Return only the line that contains "Read out every word on this page." and each line after it, through the last line of the data below, copied exactly.

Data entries
--*--
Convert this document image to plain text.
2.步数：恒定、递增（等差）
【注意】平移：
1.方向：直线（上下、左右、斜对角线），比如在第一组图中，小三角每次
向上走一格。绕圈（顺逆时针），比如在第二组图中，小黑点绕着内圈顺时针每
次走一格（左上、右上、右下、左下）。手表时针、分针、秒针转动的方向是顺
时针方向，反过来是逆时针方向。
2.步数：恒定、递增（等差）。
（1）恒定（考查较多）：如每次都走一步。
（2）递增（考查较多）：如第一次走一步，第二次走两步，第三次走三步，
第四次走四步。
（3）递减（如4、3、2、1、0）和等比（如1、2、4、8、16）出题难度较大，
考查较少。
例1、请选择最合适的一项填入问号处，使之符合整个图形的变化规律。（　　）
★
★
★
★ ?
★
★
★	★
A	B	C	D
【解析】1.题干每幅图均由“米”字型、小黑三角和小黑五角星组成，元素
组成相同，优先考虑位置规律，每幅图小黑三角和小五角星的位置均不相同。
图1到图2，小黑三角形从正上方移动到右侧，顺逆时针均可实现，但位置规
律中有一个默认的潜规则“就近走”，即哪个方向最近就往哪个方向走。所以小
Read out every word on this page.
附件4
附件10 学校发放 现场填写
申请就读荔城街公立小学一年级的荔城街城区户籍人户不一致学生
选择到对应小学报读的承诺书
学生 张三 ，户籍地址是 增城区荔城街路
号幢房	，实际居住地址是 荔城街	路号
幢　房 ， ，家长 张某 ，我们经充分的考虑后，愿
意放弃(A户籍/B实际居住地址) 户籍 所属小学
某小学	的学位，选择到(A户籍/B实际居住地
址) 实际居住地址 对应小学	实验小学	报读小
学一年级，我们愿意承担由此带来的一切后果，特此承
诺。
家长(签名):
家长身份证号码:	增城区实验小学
--*--
### Full output
Read out every word on this page.
附件4
附件10 学校发放 现场填写
申请就读荔城街公立小学一年级的荔城街城区户籍人户不一致学生
选择到对应小学报读的承诺书
学生 张三 ，户籍地址是 增城区荔城街路
号幢房	，实际居住地址是 荔城街	路号
幢　房 ， ，家长 张某 ，我们经充分的考虑后，愿
意放弃(A户籍/B实际居住地址) 户籍 所属小学
某小学	的学位，选择到(A户籍/B实际居住地
址) 实际居住地址 对应小学	实验小学	报读小
学一年级，我们愿意承担由此带来的一切后果，特此承
诺。
家长(签名):
家长身份证号码:	增城区实验小学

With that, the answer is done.